Blog Post

Thanks to TV streaming, the Xbox One is about to get more useful to your phone or tablet

After receiving an upcoming software update, Microsoft’s Xbox One will be able to stream live television content to computers and mobile devices. The Verge notes that Microsoft announced the news on Tuesday, saying early access to the update will begin later this month. The game console will also gain support for media playback through a connected USB device or wirelessly from a DLNA source.

Xbox One Digital TV Tuner_940x580

The television streaming feature will debut in regions that can use Microsoft’s(s msft) recently announced digital TV tuner for the Xbox One; the company introduced the small tuner last week in Europe for around $40. That TV signal from the tuner will then be viewable over a home Wi-Fi network on various devices using Microsoft’s companion app, the company says:

“Launching first in markets receiving the Xbox Digital TV Tuner, Xbox One owners will be able to stream their TV across their home network to their smartphones and tablets using the Xbox SmartGlass app. They can also pause, play and rewind as well as change channels, without interrupting gameplay on the Xbox One. This will work for SmartGlass apps on Windows, iOS, and Android.”

Being in the U.S. I won’t likely see this functionality for a while; besides, some cable providers already offer live content streaming through tablet or phone apps today: I use the Verizon(s vz) FiOS Mobile which provides access to dozens of channels in real-time on iOS(s aapl) and Android(s goog) devices. I love the idea here, however, as it extends Microsoft’s Xbox One into a command center of sorts for the living room and your mobile devices.

### QUESTIONS ON THE MATERIAL
**a.** In the Xbox One blog post, about how much did Microsoft's digital TV tuner cost when it was introduced in Europe?
**b.** Write out the part of the Xbox One blog post starting with "Being in the" and going on through "your mobile devices.".
**c.** Continue the Xbox One blog post from its last sentence.
The listing after this is from a different source than the Xbox One blog post.

### RAW DATA
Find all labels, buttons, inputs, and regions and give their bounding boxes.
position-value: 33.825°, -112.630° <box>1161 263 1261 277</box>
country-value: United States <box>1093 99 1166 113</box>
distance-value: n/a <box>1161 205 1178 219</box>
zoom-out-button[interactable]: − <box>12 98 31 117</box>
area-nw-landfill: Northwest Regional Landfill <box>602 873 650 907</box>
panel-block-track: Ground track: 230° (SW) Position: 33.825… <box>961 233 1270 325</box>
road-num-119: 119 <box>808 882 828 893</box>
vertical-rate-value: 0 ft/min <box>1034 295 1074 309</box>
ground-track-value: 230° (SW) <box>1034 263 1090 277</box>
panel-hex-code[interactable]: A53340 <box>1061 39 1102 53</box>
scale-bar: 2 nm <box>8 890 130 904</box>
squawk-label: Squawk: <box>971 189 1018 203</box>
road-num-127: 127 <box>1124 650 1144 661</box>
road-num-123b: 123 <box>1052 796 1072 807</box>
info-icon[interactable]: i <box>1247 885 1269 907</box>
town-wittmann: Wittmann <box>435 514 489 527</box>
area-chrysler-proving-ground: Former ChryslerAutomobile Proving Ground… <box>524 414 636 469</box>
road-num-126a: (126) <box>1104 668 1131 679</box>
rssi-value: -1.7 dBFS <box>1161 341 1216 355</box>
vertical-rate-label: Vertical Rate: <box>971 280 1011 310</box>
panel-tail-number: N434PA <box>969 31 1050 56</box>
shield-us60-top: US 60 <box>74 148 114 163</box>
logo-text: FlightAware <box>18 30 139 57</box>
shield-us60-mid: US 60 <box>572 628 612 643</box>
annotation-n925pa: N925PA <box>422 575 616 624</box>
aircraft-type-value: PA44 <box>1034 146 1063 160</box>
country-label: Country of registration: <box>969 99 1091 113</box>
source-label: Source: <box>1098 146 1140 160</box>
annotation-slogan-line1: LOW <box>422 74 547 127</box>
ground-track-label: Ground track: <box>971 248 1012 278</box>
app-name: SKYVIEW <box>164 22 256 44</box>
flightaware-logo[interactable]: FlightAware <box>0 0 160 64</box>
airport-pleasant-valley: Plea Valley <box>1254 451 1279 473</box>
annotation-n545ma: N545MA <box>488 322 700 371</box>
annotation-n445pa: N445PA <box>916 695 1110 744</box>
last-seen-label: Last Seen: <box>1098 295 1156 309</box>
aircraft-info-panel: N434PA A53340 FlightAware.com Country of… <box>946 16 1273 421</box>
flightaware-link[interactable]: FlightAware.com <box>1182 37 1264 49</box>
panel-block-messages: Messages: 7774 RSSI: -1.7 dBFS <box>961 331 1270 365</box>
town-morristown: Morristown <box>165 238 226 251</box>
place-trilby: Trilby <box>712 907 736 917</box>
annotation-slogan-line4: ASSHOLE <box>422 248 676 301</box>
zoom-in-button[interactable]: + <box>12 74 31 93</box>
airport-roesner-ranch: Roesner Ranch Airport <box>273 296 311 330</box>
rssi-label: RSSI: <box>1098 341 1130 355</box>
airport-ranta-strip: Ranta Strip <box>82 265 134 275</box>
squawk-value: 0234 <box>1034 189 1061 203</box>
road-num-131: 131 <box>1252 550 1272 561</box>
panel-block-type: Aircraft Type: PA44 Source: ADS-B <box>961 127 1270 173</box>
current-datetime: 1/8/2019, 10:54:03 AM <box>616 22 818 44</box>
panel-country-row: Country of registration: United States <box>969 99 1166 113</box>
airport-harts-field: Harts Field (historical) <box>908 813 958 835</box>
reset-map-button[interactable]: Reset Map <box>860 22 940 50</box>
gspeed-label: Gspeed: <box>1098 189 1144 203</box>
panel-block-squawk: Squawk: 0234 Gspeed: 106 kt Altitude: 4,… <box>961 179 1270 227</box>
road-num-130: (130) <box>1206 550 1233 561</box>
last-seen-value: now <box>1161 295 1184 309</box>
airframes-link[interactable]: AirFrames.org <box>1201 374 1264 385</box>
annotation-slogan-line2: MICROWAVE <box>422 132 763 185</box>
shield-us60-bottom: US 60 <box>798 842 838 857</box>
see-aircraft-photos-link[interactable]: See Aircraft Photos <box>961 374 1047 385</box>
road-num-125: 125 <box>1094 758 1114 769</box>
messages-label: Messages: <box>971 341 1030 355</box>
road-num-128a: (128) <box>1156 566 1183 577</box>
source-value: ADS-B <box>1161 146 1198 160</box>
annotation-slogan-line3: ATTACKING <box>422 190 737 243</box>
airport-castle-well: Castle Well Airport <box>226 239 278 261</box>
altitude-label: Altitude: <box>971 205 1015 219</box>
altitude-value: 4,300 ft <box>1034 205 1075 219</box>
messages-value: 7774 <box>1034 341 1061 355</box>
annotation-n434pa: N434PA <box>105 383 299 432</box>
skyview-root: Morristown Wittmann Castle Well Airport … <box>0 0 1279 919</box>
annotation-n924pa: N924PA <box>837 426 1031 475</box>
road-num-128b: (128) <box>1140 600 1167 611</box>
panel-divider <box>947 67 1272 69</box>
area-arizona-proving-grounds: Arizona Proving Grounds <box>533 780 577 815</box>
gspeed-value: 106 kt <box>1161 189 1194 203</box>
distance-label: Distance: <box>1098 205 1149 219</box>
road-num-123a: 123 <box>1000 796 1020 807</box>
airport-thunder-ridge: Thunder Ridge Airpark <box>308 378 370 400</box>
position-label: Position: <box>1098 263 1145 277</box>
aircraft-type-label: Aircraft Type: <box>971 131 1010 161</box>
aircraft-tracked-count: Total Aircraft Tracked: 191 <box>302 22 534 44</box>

### RESPONSES FOR EACH TASK
**a.** Around $40.

**b.**
Being in the U.S. I won’t likely see this functionality for a while; besides, some cable providers already offer live content streaming through tablet or phone apps today: I use the Verizon(s vz) FiOS Mobile which provides access to dozens of channels in real-time on iOS(s aapl) and Android(s goog) devices. I love the idea here, however, as it extends Microsoft’s Xbox One into a command center of sorts for the living room and your mobile devices.

**c.**
2 Responses to “Thanks to TV streaming, the Xbox One is about to get more useful to your phone or tablet”

  1. I don’t understand why there isn’t a TV tuner for the USA Microsoft implied it was due to needing an antenna for ATSC but does DVB-T not also require an antenna?

    • Andrew Harris

      I’m sure its due to ISPs and Content Owners wanting $$… this takes away from their set-top-box fees significantly and gets them into a situation where TV over Internet is one step closer. Sure, they are offering ‘apps’, but they are limited in functionality and content from what you get via the set-top-box. I’m sure they are trying to find a way to provide on demand content through such apps as well… why give up the power when you own all the licensing in the US for content distribution? Its a mess… but the FCC could care less about this stronghold they have on content distribution…. if only local live sports could go through Internet (damn blackouts), I’d be free from my cable provider years ago!